Saved entries:
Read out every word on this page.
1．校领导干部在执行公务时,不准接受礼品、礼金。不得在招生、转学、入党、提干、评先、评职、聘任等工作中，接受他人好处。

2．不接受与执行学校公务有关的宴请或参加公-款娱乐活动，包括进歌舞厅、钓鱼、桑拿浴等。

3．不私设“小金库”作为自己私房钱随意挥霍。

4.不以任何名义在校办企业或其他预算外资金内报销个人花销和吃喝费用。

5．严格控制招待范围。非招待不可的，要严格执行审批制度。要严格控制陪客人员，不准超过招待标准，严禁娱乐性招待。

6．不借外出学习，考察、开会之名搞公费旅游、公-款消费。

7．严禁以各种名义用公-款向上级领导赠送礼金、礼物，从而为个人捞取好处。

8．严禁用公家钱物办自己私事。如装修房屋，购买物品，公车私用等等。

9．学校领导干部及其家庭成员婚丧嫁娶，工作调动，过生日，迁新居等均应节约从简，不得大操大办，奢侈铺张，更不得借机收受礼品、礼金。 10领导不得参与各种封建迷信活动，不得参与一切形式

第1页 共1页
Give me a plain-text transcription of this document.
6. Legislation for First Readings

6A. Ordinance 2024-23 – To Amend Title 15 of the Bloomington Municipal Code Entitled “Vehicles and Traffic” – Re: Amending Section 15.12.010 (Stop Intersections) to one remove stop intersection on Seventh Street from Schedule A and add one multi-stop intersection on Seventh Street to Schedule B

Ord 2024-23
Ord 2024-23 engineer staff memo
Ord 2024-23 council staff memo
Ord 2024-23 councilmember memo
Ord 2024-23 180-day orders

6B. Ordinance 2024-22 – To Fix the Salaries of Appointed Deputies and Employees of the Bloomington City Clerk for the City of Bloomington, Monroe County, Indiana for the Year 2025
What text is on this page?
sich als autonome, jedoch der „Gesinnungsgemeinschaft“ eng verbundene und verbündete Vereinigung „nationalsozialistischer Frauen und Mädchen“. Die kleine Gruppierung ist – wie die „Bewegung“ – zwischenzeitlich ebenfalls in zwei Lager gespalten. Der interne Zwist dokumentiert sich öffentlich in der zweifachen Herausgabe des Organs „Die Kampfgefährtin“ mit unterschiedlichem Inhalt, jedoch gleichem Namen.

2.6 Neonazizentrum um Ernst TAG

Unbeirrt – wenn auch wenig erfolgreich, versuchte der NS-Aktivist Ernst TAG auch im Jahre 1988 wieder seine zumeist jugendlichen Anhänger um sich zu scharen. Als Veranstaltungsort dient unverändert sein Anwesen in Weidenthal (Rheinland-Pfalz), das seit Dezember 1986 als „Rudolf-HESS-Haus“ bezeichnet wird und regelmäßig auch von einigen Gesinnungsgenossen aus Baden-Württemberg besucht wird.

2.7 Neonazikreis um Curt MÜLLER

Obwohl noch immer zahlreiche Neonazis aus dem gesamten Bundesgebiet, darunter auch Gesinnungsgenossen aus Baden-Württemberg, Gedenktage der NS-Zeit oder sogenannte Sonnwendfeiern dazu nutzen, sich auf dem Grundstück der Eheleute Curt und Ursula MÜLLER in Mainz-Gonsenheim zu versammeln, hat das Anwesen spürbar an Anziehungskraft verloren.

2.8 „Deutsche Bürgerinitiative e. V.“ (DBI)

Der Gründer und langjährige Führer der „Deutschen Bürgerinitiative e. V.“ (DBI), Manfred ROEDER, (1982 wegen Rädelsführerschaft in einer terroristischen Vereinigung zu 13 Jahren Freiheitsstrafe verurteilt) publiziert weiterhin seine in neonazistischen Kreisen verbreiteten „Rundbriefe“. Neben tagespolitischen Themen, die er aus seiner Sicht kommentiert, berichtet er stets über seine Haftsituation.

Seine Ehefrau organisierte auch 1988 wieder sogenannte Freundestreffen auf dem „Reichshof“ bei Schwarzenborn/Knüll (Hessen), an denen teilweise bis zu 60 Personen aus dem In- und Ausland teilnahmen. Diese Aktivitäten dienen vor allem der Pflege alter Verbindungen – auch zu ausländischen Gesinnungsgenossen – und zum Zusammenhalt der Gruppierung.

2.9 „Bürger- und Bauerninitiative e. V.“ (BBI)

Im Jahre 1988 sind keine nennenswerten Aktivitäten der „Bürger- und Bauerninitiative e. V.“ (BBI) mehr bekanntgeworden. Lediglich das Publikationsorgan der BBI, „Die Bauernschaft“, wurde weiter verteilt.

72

## [Exercise instructions]
Retype all the records, matching them exactly.

## [Solution to this problem]
Read out every word on this page.
1．校领导干部在执行公务时,不准接受礼品、礼金。不得在招生、转学、入党、提干、评先、评职、聘任等工作中，接受他人好处。

2．不接受与执行学校公务有关的宴请或参加公-款娱乐活动，包括进歌舞厅、钓鱼、桑拿浴等。

3．不私设“小金库”作为自己私房钱随意挥霍。

4.不以任何名义在校办企业或其他预算外资金内报销个人花销和吃喝费用。

5．严格控制招待范围。非招待不可的，要严格执行审批制度。要严格控制陪客人员，不准超过招待标准，严禁娱乐性招待。

6．不借外出学习，考察、开会之名搞公费旅游、公-款消费。

7．严禁以各种名义用公-款向上级领导赠送礼金、礼物，从而为个人捞取好处。

8．严禁用公家钱物办自己私事。如装修房屋，购买物品，公车私用等等。

9．学校领导干部及其家庭成员婚丧嫁娶，工作调动，过生日，迁新居等均应节约从简，不得大操大办，奢侈铺张，更不得借机收受礼品、礼金。 10领导不得参与各种封建迷信活动，不得参与一切形式

第1页 共1页
Give me a plain-text transcription of this document.
6. Legislation for First Readings

6A. Ordinance 2024-23 – To Amend Title 15 of the Bloomington Municipal Code Entitled “Vehicles and Traffic” – Re: Amending Section 15.12.010 (Stop Intersections) to one remove stop intersection on Seventh Street from Schedule A and add one multi-stop intersection on Seventh Street to Schedule B

Ord 2024-23
Ord 2024-23 engineer staff memo
Ord 2024-23 council staff memo
Ord 2024-23 councilmember memo
Ord 2024-23 180-day orders

6B. Ordinance 2024-22 – To Fix the Salaries of Appointed Deputies and Employees of the Bloomington City Clerk for the City of Bloomington, Monroe County, Indiana for the Year 2025
What text is on this page?
sich als autonome, jedoch der „Gesinnungsgemeinschaft“ eng verbundene und verbündete Vereinigung „nationalsozialistischer Frauen und Mädchen“. Die kleine Gruppierung ist – wie die „Bewegung“ – zwischenzeitlich ebenfalls in zwei Lager gespalten. Der interne Zwist dokumentiert sich öffentlich in der zweifachen Herausgabe des Organs „Die Kampfgefährtin“ mit unterschiedlichem Inhalt, jedoch gleichem Namen.

2.6 Neonazizentrum um Ernst TAG

Unbeirrt – wenn auch wenig erfolgreich, versuchte der NS-Aktivist Ernst TAG auch im Jahre 1988 wieder seine zumeist jugendlichen Anhänger um sich zu scharen. Als Veranstaltungsort dient unverändert sein Anwesen in Weidenthal (Rheinland-Pfalz), das seit Dezember 1986 als „Rudolf-HESS-Haus“ bezeichnet wird und regelmäßig auch von einigen Gesinnungsgenossen aus Baden-Württemberg besucht wird.

2.7 Neonazikreis um Curt MÜLLER

Obwohl noch immer zahlreiche Neonazis aus dem gesamten Bundesgebiet, darunter auch Gesinnungsgenossen aus Baden-Württemberg, Gedenktage der NS-Zeit oder sogenannte Sonnwendfeiern dazu nutzen, sich auf dem Grundstück der Eheleute Curt und Ursula MÜLLER in Mainz-Gonsenheim zu versammeln, hat das Anwesen spürbar an Anziehungskraft verloren.

2.8 „Deutsche Bürgerinitiative e. V.“ (DBI)

Der Gründer und langjährige Führer der „Deutschen Bürgerinitiative e. V.“ (DBI), Manfred ROEDER, (1982 wegen Rädelsführerschaft in einer terroristischen Vereinigung zu 13 Jahren Freiheitsstrafe verurteilt) publiziert weiterhin seine in neonazistischen Kreisen verbreiteten „Rundbriefe“. Neben tagespolitischen Themen, die er aus seiner Sicht kommentiert, berichtet er stets über seine Haftsituation.

Seine Ehefrau organisierte auch 1988 wieder sogenannte Freundestreffen auf dem „Reichshof“ bei Schwarzenborn/Knüll (Hessen), an denen teilweise bis zu 60 Personen aus dem In- und Ausland teilnahmen. Diese Aktivitäten dienen vor allem der Pflege alter Verbindungen – auch zu ausländischen Gesinnungsgenossen – und zum Zusammenhalt der Gruppierung.

2.9 „Bürger- und Bauerninitiative e. V.“ (BBI)

Im Jahre 1988 sind keine nennenswerten Aktivitäten der „Bürger- und Bauerninitiative e. V.“ (BBI) mehr bekanntgeworden. Lediglich das Publikationsorgan der BBI, „Die Bauernschaft“, wurde weiter verteilt.

72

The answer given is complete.